Data excerpts:
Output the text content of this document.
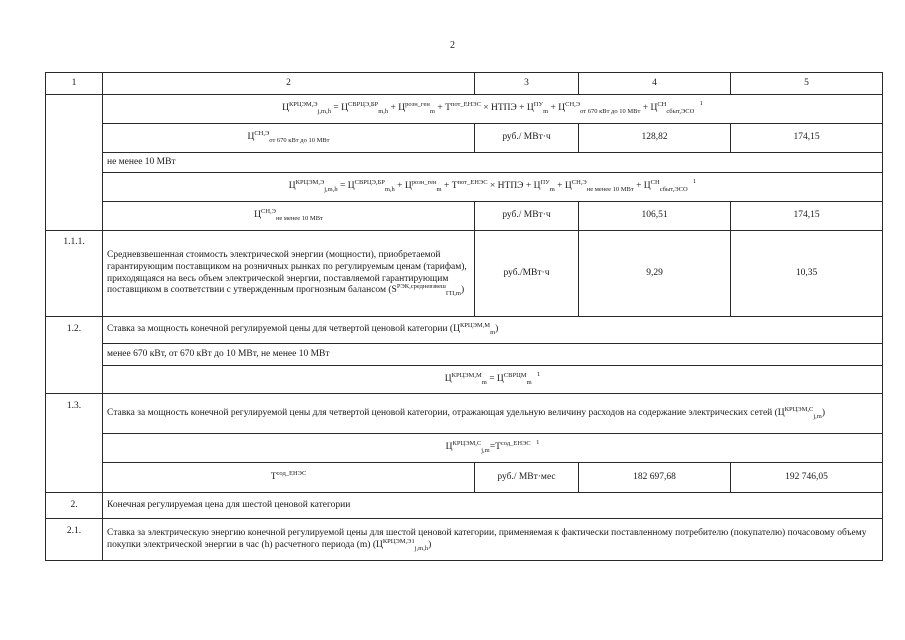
2
1	2	3	4	5
	$Ц^{КРЦЭМ,Э}_{j,m,h} = Ц^{СВРЦЭ,БР}_{m,h} + Ц^{розн\_ген}_m + Т^{пот\_ЕНЭС}$ × НТПЭ + $Ц^{ПУ}_m + Ц^{СН,Э}_{от 670 кВт до 10 МВт} + Ц^{СН}_{сбыт,ЭСО}$ $^1$
	$Ц^{СН,Э}_{от 670 кВт до 10 МВт}$	руб./ МВт·ч	128,82	174,15
	не менее 10 МВт			
	$Ц^{КРЦЭМ,Э}_{j,m,h} = Ц^{СВРЦЭ,БР}_{m,h} + Ц^{розн\_ген}_m + Т^{пот\_ЕНЭС}$ × НТПЭ + $Ц^{ПУ}_m + Ц^{СН,Э}_{не менее 10 МВт} + Ц^{СН}_{сбыт,ЭСО}$ $^1$
	$Ц^{СН,Э}_{не менее 10 МВт}$	руб./ МВт·ч	106,51	174,15
1.1.1.	Средневзвешенная стоимость электрической энергии (мощности), приобретаемой гарантирующим поставщиком на розничных рынках по регулируемым ценам (тарифам), приходящаяся на весь объем электрической энергии, поставляемой гарантирующим поставщиком в соответствии с утвержденным прогнозным балансом $(S^{РЭК,средневзвеш}_{ГП,m})$	руб./МВт·ч	9,29	10,35
1.2.	Ставка за мощность конечной регулируемой цены для четвертой ценовой категории $(Ц^{КРЦЭМ,М}_m)$			
	менее 670 кВт, от 670 кВт до 10 МВт, не менее 10 МВт			
	$Ц^{КРЦЭМ,М}_m = Ц^{СВРЦМ}_m$ $^1$
1.3.	Ставка за мощность конечной регулируемой цены для четвертой ценовой категории, отражающая удельную величину расходов на содержание электрических сетей $(Ц^{КРЦЭМ,С}_{j,m})$			
	$Ц^{КРЦЭМ,С}_{j,m}=Т^{сод\_ЕНЭС}$ $^1$
	$Т^{сод\_ЕНЭС}$	руб./ МВт·мес	182 697,68	192 746,05
2.	Конечная регулируемая цена для шестой ценовой категории			
2.1.	Ставка за электрическую энергию конечной регулируемой цены для шестой ценовой категории, применяемая к фактически поставленному потребителю (покупателю) почасовому объему покупки электрической энергии в час (h) расчетного периода (m) $(Ц^{КРЦЭМ,Э1}_{j,m,h})$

WHAT NEEDS TO BE DONE → Transcribe the material exactly, keeping every word and none of the pictures.

RESULT FOR THIS EXERCISE →
Output the text content of this document.
2
1	2	3	4	5
	$Ц^{КРЦЭМ,Э}_{j,m,h} = Ц^{СВРЦЭ,БР}_{m,h} + Ц^{розн\_ген}_m + Т^{пот\_ЕНЭС}$ × НТПЭ + $Ц^{ПУ}_m + Ц^{СН,Э}_{от 670 кВт до 10 МВт} + Ц^{СН}_{сбыт,ЭСО}$ $^1$
	$Ц^{СН,Э}_{от 670 кВт до 10 МВт}$	руб./ МВт·ч	128,82	174,15
	не менее 10 МВт			
	$Ц^{КРЦЭМ,Э}_{j,m,h} = Ц^{СВРЦЭ,БР}_{m,h} + Ц^{розн\_ген}_m + Т^{пот\_ЕНЭС}$ × НТПЭ + $Ц^{ПУ}_m + Ц^{СН,Э}_{не менее 10 МВт} + Ц^{СН}_{сбыт,ЭСО}$ $^1$
	$Ц^{СН,Э}_{не менее 10 МВт}$	руб./ МВт·ч	106,51	174,15
1.1.1.	Средневзвешенная стоимость электрической энергии (мощности), приобретаемой гарантирующим поставщиком на розничных рынках по регулируемым ценам (тарифам), приходящаяся на весь объем электрической энергии, поставляемой гарантирующим поставщиком в соответствии с утвержденным прогнозным балансом $(S^{РЭК,средневзвеш}_{ГП,m})$	руб./МВт·ч	9,29	10,35
1.2.	Ставка за мощность конечной регулируемой цены для четвертой ценовой категории $(Ц^{КРЦЭМ,М}_m)$			
	менее 670 кВт, от 670 кВт до 10 МВт, не менее 10 МВт			
	$Ц^{КРЦЭМ,М}_m = Ц^{СВРЦМ}_m$ $^1$
1.3.	Ставка за мощность конечной регулируемой цены для четвертой ценовой категории, отражающая удельную величину расходов на содержание электрических сетей $(Ц^{КРЦЭМ,С}_{j,m})$			
	$Ц^{КРЦЭМ,С}_{j,m}=Т^{сод\_ЕНЭС}$ $^1$
	$Т^{сод\_ЕНЭС}$	руб./ МВт·мес	182 697,68	192 746,05
2.	Конечная регулируемая цена для шестой ценовой категории			
2.1.	Ставка за электрическую энергию конечной регулируемой цены для шестой ценовой категории, применяемая к фактически поставленному потребителю (покупателю) почасовому объему покупки электрической энергии в час (h) расчетного периода (m) $(Ц^{КРЦЭМ,Э1}_{j,m,h})$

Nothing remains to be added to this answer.